JOB -> In your copy, include every line of the listing below exactly but none of the pictures.
--- Start of GIVEN DATA ---
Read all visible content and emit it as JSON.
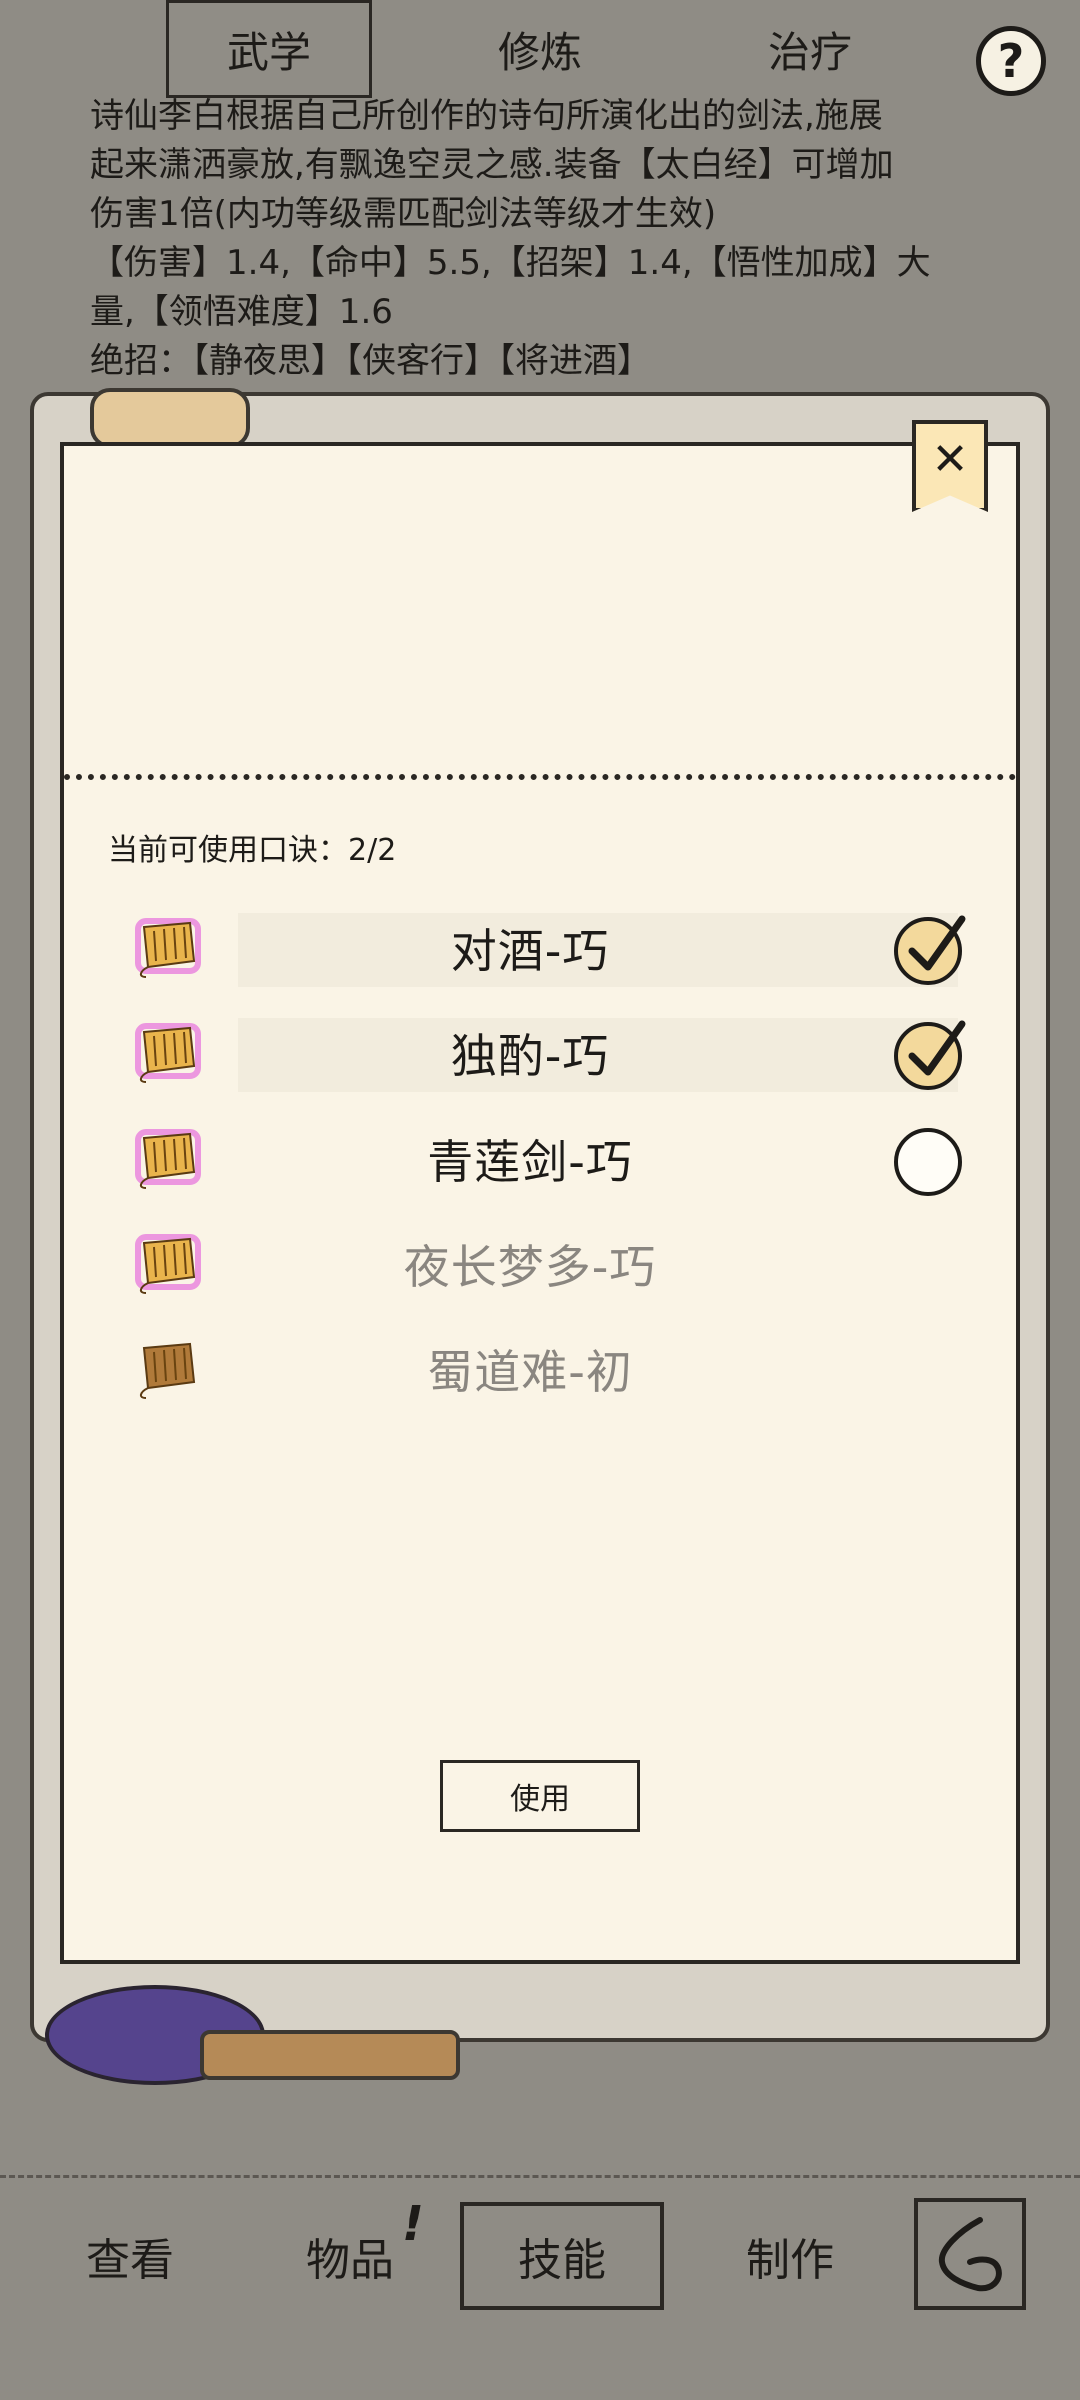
{
  "help": {
    "label": "?"
  },
  "description": {
    "lines": [
      "诗仙李白根据自己所创作的诗句所演化出的剑法,施展",
      "起来潇洒豪放,有飘逸空灵之感.装备【太白经】可增加",
      "伤害1倍(内功等级需匹配剑法等级才生效)",
      "【伤害】1.4,【命中】5.5,【招架】1.4,【悟性加成】大",
      "量,【领悟难度】1.6",
      "绝招：【静夜思】【侠客行】【将进酒】"
    ]
  },
  "panel": {
    "close_label": "✕",
    "count_text": "当前可使用口诀：2/2",
    "items": [
      {
        "name": "对酒-巧",
        "checked": true,
        "enabled": true,
        "icon": "golden-scroll-icon"
      },
      {
        "name": "独酌-巧",
        "checked": true,
        "enabled": true,
        "icon": "golden-scroll-icon"
      },
      {
        "name": "青莲剑-巧",
        "checked": false,
        "enabled": true,
        "icon": "golden-scroll-icon"
      },
      {
        "name": "夜长梦多-巧",
        "checked": false,
        "enabled": false,
        "icon": "golden-scroll-icon"
      },
      {
        "name": "蜀道难-初",
        "checked": false,
        "enabled": false,
        "icon": "bronze-scroll-icon"
      }
    ],
    "use_label": "使用"
  },
  "subtabs": [
    {
      "label": "武学",
      "active": true
    },
    {
      "label": "修炼",
      "active": false
    },
    {
      "label": "治疗",
      "active": false
    }
  ],
  "nav": {
    "view": "查看",
    "items": "物品",
    "items_badge": "!",
    "skills": "技能",
    "craft": "制作"
  },
  "colors": {
    "background": "#8f8c85",
    "panel": "#faf4e6",
    "check_on": "#f3d99c",
    "scroll_gold": "#e9b44c",
    "scroll_glow": "#e04ad8"
  }
}
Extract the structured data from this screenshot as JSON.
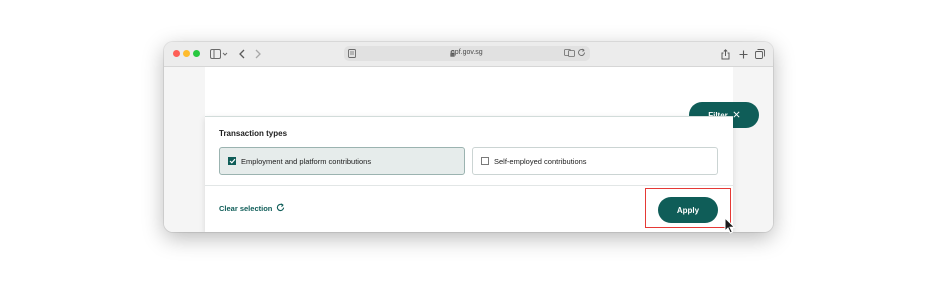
{
  "browser": {
    "url": "cpf.gov.sg"
  },
  "page": {
    "filter_button": {
      "label": "Filter"
    },
    "filter_panel": {
      "section_title": "Transaction types",
      "options": [
        {
          "label": "Employment and platform contributions",
          "checked": true
        },
        {
          "label": "Self-employed contributions",
          "checked": false
        }
      ],
      "clear_label": "Clear selection",
      "apply_label": "Apply"
    }
  },
  "colors": {
    "brand": "#0f5d58",
    "highlight": "#e53935"
  }
}
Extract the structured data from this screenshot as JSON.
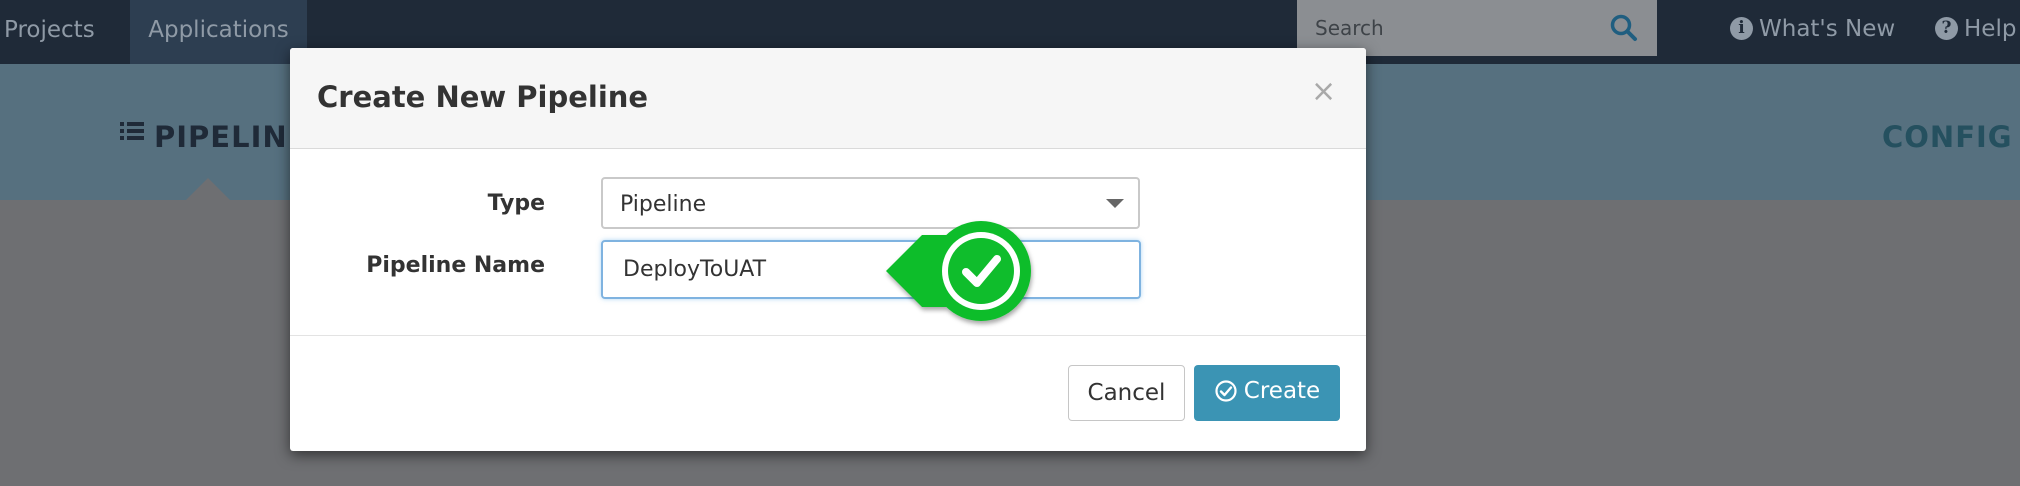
{
  "navbar": {
    "items": [
      {
        "label": "Projects"
      },
      {
        "label": "Applications"
      }
    ],
    "search": {
      "placeholder": "Search"
    },
    "whats_new": {
      "label": "What's New"
    },
    "help": {
      "label": "Help"
    }
  },
  "subheader": {
    "pipelines_tab": "PIPELINES",
    "config_tab": "CONFIG"
  },
  "modal": {
    "title": "Create New Pipeline",
    "close": "×",
    "type_label": "Type",
    "type_value": "Pipeline",
    "name_label": "Pipeline Name",
    "name_value": "DeployToUAT",
    "cancel": "Cancel",
    "create": "Create"
  },
  "colors": {
    "navbar": "#1f2a38",
    "accent": "#3b94b4",
    "callout_green": "#0ec02e"
  },
  "icons": {
    "search": "search-icon",
    "info": "info-circle-icon",
    "help": "question-circle-icon",
    "list": "list-icon",
    "create": "check-circle-icon",
    "callout": "checkmark-icon"
  }
}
--- End of GIVEN DATA ---
REPLY ->
Read all visible content and emit it as JSON.
{
  "help": {
    "label": "?"
  },
  "description": {
    "lines": [
      "诗仙李白根据自己所创作的诗句所演化出的剑法,施展",
      "起来潇洒豪放,有飘逸空灵之感.装备【太白经】可增加",
      "伤害1倍(内功等级需匹配剑法等级才生效)",
      "【伤害】1.4,【命中】5.5,【招架】1.4,【悟性加成】大",
      "量,【领悟难度】1.6",
      "绝招：【静夜思】【侠客行】【将进酒】"
    ]
  },
  "panel": {
    "close_label": "✕",
    "count_text": "当前可使用口诀：2/2",
    "items": [
      {
        "name": "对酒-巧",
        "checked": true,
        "enabled": true,
        "icon": "golden-scroll-icon"
      },
      {
        "name": "独酌-巧",
        "checked": true,
        "enabled": true,
        "icon": "golden-scroll-icon"
      },
      {
        "name": "青莲剑-巧",
        "checked": false,
        "enabled": true,
        "icon": "golden-scroll-icon"
      },
      {
        "name": "夜长梦多-巧",
        "checked": false,
        "enabled": false,
        "icon": "golden-scroll-icon"
      },
      {
        "name": "蜀道难-初",
        "checked": false,
        "enabled": false,
        "icon": "bronze-scroll-icon"
      }
    ],
    "use_label": "使用"
  },
  "subtabs": [
    {
      "label": "武学",
      "active": true
    },
    {
      "label": "修炼",
      "active": false
    },
    {
      "label": "治疗",
      "active": false
    }
  ],
  "nav": {
    "view": "查看",
    "items": "物品",
    "items_badge": "!",
    "skills": "技能",
    "craft": "制作"
  },
  "colors": {
    "background": "#8f8c85",
    "panel": "#faf4e6",
    "check_on": "#f3d99c",
    "scroll_gold": "#e9b44c",
    "scroll_glow": "#e04ad8"
  }
}
Extract the structured data from this screenshot as JSON.
{
  "browser": {
    "url": "cpf.gov.sg"
  },
  "page": {
    "filter_button": {
      "label": "Filter"
    },
    "filter_panel": {
      "section_title": "Transaction types",
      "options": [
        {
          "label": "Employment and platform contributions",
          "checked": true
        },
        {
          "label": "Self-employed contributions",
          "checked": false
        }
      ],
      "clear_label": "Clear selection",
      "apply_label": "Apply"
    }
  },
  "colors": {
    "brand": "#0f5d58",
    "highlight": "#e53935"
  }
}
Extract the structured data from this screenshot as JSON.
{
  "navbar": {
    "items": [
      {
        "label": "Projects"
      },
      {
        "label": "Applications"
      }
    ],
    "search": {
      "placeholder": "Search"
    },
    "whats_new": {
      "label": "What's New"
    },
    "help": {
      "label": "Help"
    }
  },
  "subheader": {
    "pipelines_tab": "PIPELINES",
    "config_tab": "CONFIG"
  },
  "modal": {
    "title": "Create New Pipeline",
    "close": "×",
    "type_label": "Type",
    "type_value": "Pipeline",
    "name_label": "Pipeline Name",
    "name_value": "DeployToUAT",
    "cancel": "Cancel",
    "create": "Create"
  },
  "colors": {
    "navbar": "#1f2a38",
    "accent": "#3b94b4",
    "callout_green": "#0ec02e"
  },
  "icons": {
    "search": "search-icon",
    "info": "info-circle-icon",
    "help": "question-circle-icon",
    "list": "list-icon",
    "create": "check-circle-icon",
    "callout": "checkmark-icon"
  }
}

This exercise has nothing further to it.